# Objective
Below is a listing to transcribe in full and exactly; keep the pictures out.

# Structured figure records

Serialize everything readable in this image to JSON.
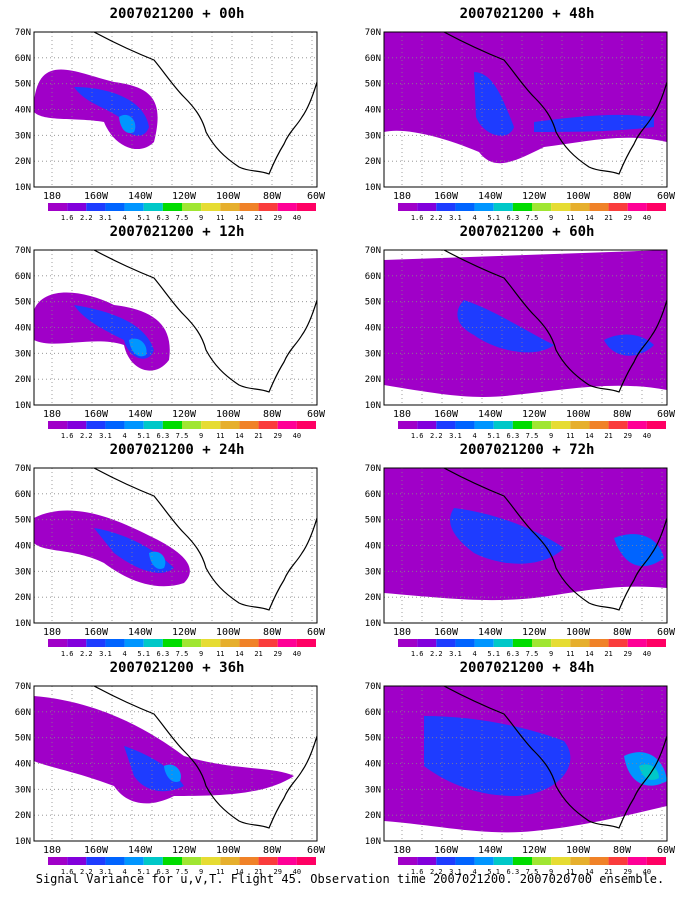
{
  "caption": "Signal Variance for u,v,T. Flight 45. Observation time 2007021200. 2007020700 ensemble.",
  "lat_labels": [
    "70N",
    "60N",
    "50N",
    "40N",
    "30N",
    "20N",
    "10N"
  ],
  "lon_labels": [
    "180",
    "160W",
    "140W",
    "120W",
    "100W",
    "80W",
    "60W"
  ],
  "colorbar": {
    "labels": [
      "1.6",
      "2.2",
      "3.1",
      "4",
      "5.1",
      "6.3",
      "7.5",
      "9",
      "11",
      "14",
      "21",
      "29",
      "40"
    ],
    "colors": [
      "#a000c8",
      "#8200dc",
      "#1e3cff",
      "#0064ff",
      "#0096ff",
      "#00c8c8",
      "#00dc00",
      "#a0e632",
      "#e6dc32",
      "#e6af2d",
      "#f08228",
      "#fa3c3c",
      "#ff0096",
      "#ff0064"
    ]
  },
  "panels": [
    {
      "title": "2007021200 + 00h"
    },
    {
      "title": "2007021200 + 48h"
    },
    {
      "title": "2007021200 + 12h"
    },
    {
      "title": "2007021200 + 60h"
    },
    {
      "title": "2007021200 + 24h"
    },
    {
      "title": "2007021200 + 72h"
    },
    {
      "title": "2007021200 + 36h"
    },
    {
      "title": "2007021200 + 84h"
    }
  ]
}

# Answer for this exercise
Serialize everything readable in this image to JSON.
{
  "caption": "Signal Variance for u,v,T. Flight 45. Observation time 2007021200. 2007020700 ensemble.",
  "lat_labels": [
    "70N",
    "60N",
    "50N",
    "40N",
    "30N",
    "20N",
    "10N"
  ],
  "lon_labels": [
    "180",
    "160W",
    "140W",
    "120W",
    "100W",
    "80W",
    "60W"
  ],
  "colorbar": {
    "labels": [
      "1.6",
      "2.2",
      "3.1",
      "4",
      "5.1",
      "6.3",
      "7.5",
      "9",
      "11",
      "14",
      "21",
      "29",
      "40"
    ],
    "colors": [
      "#a000c8",
      "#8200dc",
      "#1e3cff",
      "#0064ff",
      "#0096ff",
      "#00c8c8",
      "#00dc00",
      "#a0e632",
      "#e6dc32",
      "#e6af2d",
      "#f08228",
      "#fa3c3c",
      "#ff0096",
      "#ff0064"
    ]
  },
  "panels": [
    {
      "title": "2007021200 + 00h"
    },
    {
      "title": "2007021200 + 48h"
    },
    {
      "title": "2007021200 + 12h"
    },
    {
      "title": "2007021200 + 60h"
    },
    {
      "title": "2007021200 + 24h"
    },
    {
      "title": "2007021200 + 72h"
    },
    {
      "title": "2007021200 + 36h"
    },
    {
      "title": "2007021200 + 84h"
    }
  ]
}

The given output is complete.